WRITTEN EXERCISE: Work through the data line by line, gathering every line that has the word "copied".

(Items listed in a dataset)

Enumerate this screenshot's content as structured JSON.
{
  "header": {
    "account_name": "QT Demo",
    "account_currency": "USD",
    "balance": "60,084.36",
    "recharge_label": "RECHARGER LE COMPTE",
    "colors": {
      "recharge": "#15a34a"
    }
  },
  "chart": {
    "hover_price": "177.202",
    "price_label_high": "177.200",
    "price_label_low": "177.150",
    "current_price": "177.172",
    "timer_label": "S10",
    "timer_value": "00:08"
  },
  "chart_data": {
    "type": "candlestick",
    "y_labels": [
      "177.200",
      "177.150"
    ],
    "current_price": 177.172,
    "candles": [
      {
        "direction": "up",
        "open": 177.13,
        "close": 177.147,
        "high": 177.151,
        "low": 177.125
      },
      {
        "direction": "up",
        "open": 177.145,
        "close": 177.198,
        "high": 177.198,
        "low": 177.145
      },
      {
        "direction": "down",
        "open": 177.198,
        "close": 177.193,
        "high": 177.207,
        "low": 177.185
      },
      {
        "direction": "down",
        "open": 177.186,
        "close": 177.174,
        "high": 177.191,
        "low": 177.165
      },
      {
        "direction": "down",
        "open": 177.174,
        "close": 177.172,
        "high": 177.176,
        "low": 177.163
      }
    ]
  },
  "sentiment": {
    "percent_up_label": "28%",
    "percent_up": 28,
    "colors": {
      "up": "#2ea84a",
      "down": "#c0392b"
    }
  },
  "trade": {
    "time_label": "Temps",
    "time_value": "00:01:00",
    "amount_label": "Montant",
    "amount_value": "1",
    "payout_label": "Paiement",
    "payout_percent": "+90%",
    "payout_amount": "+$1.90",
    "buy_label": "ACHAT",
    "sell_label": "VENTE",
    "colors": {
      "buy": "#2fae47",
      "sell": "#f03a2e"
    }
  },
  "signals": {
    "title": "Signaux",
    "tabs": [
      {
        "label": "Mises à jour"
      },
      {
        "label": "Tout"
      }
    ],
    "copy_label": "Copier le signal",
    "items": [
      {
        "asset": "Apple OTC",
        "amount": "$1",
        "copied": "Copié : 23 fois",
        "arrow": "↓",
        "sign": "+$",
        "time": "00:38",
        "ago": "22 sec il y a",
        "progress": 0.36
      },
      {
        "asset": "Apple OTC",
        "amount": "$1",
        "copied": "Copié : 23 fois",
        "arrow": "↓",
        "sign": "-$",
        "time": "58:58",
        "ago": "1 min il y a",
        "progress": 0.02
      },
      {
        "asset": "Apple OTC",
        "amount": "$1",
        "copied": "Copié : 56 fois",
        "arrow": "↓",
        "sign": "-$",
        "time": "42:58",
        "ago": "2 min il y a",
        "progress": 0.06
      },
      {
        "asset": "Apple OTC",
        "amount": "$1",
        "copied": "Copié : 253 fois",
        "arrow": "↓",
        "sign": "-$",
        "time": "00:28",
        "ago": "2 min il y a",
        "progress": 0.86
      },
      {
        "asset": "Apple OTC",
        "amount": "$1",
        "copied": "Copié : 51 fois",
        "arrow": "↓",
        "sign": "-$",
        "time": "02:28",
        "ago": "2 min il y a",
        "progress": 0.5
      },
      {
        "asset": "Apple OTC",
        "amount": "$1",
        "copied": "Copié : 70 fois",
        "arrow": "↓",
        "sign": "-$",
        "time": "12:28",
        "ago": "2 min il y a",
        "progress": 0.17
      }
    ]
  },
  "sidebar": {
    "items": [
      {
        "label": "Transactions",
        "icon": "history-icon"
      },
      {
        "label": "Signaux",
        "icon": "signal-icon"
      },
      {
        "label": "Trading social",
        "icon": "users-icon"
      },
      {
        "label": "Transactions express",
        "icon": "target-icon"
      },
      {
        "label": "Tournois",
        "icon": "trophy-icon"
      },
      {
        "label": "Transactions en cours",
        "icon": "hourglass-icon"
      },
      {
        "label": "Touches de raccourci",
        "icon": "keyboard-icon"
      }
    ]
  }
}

RESPONSE TO THIS EXERCISE:
        "copied": "Copié : 23 fois",
        "copied": "Copié : 23 fois",
        "copied": "Copié : 56 fois",
        "copied": "Copié : 253 fois",
        "copied": "Copié : 51 fois",
        "copied": "Copié : 70 fois",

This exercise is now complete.